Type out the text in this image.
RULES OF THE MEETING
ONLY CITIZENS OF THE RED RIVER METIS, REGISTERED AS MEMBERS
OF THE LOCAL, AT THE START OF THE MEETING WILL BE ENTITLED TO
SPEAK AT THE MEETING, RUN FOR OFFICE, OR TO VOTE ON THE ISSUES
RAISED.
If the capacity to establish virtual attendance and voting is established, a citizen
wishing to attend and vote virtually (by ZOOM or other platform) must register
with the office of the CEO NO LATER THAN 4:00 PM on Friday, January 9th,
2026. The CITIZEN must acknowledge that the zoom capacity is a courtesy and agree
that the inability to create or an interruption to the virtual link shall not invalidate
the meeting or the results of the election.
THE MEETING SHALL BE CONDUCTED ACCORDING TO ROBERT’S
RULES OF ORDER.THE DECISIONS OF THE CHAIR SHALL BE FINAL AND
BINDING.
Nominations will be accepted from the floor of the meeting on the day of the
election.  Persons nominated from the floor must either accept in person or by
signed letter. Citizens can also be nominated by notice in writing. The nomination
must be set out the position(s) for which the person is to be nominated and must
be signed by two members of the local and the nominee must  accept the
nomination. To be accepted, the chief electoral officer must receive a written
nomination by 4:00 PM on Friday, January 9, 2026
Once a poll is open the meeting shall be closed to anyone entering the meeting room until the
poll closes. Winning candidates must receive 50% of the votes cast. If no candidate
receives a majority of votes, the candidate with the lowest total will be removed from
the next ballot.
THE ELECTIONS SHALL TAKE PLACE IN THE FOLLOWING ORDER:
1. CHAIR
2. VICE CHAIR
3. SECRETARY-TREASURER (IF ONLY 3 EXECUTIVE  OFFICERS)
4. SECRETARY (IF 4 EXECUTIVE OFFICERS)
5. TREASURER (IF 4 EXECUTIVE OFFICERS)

+ + +

### PROBLEM REQUIREMENTS:
Write only the number of lines that include "with".

### RESPONSE TO THE TASK:
2